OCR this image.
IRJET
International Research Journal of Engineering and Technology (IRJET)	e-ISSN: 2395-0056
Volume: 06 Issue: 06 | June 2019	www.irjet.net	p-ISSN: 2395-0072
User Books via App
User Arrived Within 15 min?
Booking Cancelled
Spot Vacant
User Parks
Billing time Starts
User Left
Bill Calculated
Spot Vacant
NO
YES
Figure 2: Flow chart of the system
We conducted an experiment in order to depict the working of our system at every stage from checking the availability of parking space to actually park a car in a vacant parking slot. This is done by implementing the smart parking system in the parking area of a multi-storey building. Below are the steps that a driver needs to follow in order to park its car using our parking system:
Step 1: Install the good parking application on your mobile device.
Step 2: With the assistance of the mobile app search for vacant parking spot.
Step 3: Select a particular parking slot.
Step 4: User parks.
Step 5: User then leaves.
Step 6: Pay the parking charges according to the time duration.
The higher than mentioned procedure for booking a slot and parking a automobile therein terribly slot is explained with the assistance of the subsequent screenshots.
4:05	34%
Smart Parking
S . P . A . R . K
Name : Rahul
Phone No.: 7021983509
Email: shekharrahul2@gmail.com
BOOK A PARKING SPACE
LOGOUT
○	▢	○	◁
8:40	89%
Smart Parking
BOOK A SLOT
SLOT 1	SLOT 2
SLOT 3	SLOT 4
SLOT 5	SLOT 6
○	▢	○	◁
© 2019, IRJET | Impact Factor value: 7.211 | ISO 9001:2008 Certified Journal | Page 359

= = = = = = =

= TASK INSTRUCTIONS =
Filter the records above for lines containing the word "ISSN", and copy those lines.

= THE RESPONSE =
International Research Journal of Engineering and Technology (IRJET)	e-ISSN: 2395-0056
Volume: 06 Issue: 06 | June 2019	www.irjet.net	p-ISSN: 2395-0072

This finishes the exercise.